**Request**
Search the records that follow and extract every line containing the string "your".

Dataset items
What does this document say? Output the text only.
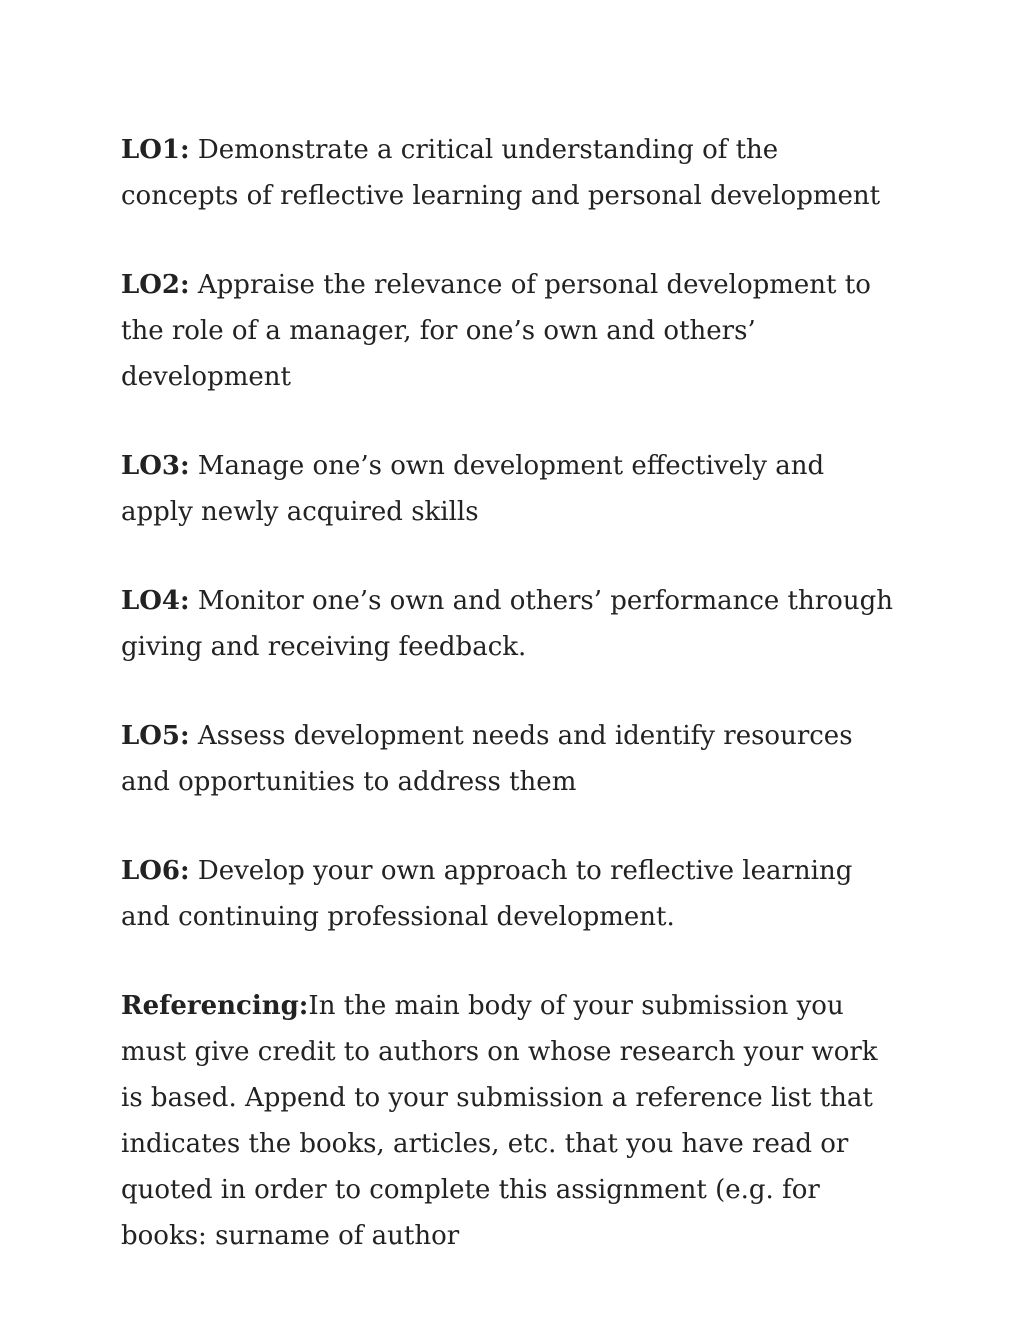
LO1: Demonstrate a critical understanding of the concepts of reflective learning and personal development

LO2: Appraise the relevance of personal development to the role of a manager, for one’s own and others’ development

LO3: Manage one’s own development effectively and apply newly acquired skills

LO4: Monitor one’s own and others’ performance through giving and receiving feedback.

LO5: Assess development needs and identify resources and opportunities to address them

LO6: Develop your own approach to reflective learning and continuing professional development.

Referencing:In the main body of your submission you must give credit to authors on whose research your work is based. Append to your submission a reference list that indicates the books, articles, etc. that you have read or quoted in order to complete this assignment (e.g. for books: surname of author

...

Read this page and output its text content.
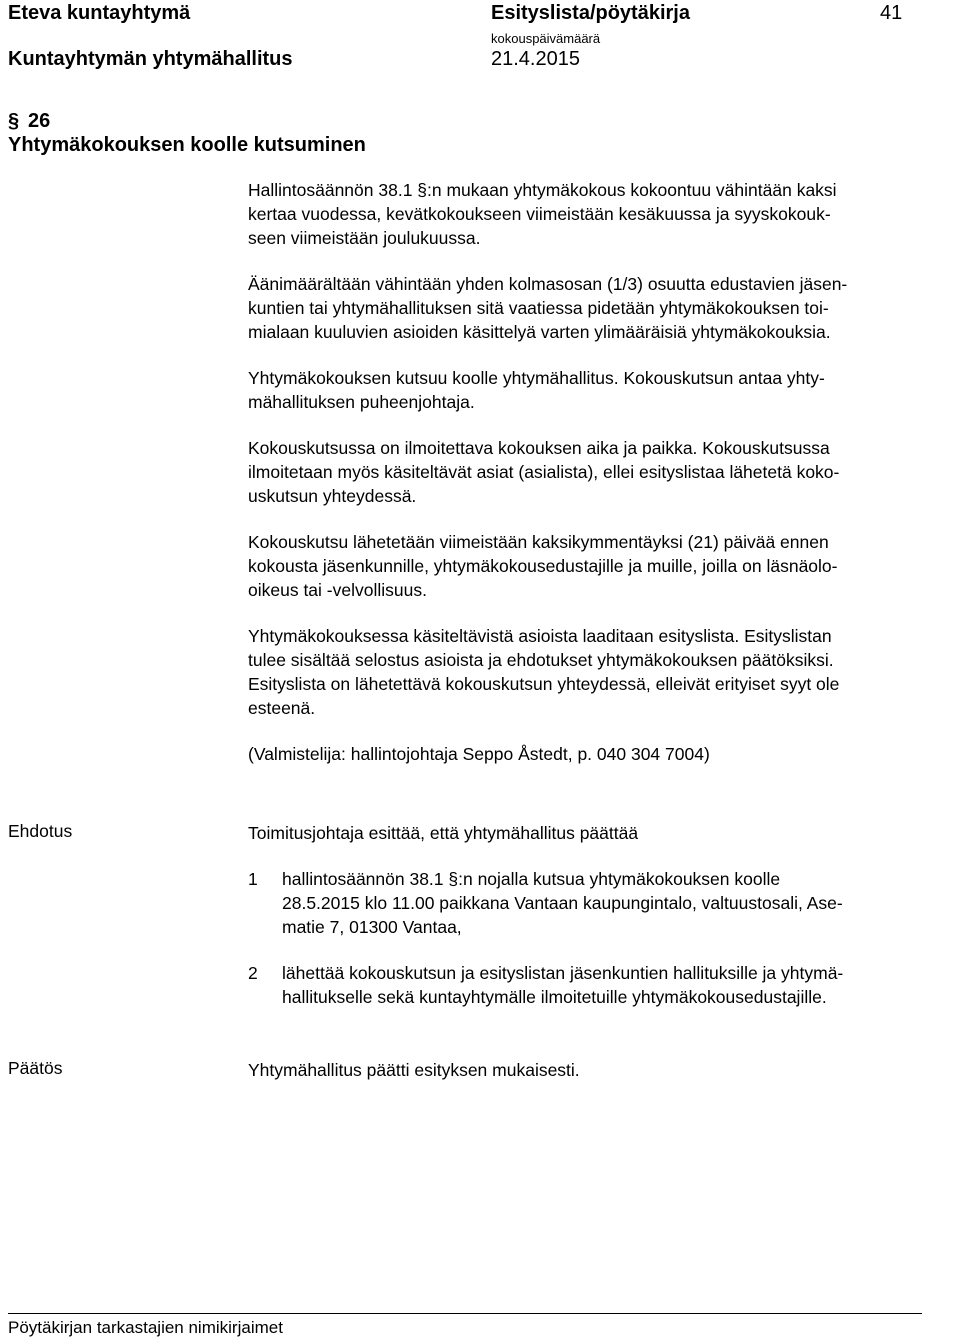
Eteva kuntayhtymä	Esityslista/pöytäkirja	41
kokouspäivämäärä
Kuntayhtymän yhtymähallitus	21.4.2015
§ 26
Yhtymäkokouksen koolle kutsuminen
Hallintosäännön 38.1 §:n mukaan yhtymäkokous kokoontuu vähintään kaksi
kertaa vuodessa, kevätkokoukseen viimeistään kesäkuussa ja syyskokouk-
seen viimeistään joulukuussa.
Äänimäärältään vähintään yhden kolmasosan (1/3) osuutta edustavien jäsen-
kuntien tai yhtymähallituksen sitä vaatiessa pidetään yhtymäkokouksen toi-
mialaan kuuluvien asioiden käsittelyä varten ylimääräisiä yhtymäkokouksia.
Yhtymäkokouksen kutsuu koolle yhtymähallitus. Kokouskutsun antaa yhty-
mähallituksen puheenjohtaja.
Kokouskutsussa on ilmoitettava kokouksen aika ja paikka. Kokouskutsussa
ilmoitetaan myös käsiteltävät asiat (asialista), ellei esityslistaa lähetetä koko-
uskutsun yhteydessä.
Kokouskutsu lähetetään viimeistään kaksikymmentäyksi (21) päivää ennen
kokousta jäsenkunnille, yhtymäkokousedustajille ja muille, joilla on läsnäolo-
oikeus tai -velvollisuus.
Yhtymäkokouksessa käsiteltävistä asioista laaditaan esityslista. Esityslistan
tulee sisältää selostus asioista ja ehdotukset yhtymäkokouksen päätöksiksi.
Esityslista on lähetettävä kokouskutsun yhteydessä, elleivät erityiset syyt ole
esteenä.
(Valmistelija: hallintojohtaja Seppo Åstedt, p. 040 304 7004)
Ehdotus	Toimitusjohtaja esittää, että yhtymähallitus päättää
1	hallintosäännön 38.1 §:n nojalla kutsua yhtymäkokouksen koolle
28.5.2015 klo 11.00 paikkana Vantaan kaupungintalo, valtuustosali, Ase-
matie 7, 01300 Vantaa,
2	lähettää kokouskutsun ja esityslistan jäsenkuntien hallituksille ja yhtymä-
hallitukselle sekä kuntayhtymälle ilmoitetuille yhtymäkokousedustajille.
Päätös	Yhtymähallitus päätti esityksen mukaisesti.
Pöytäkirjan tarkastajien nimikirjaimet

**Finished exercise**
LO6: Develop your own approach to reflective learning and continuing professional development.
Referencing:In the main body of your submission you must give credit to authors on whose research your work is based. Append to your submission a reference list that indicates the books, articles, etc. that you have read or quoted in order to complete this assignment (e.g. for books: surname of author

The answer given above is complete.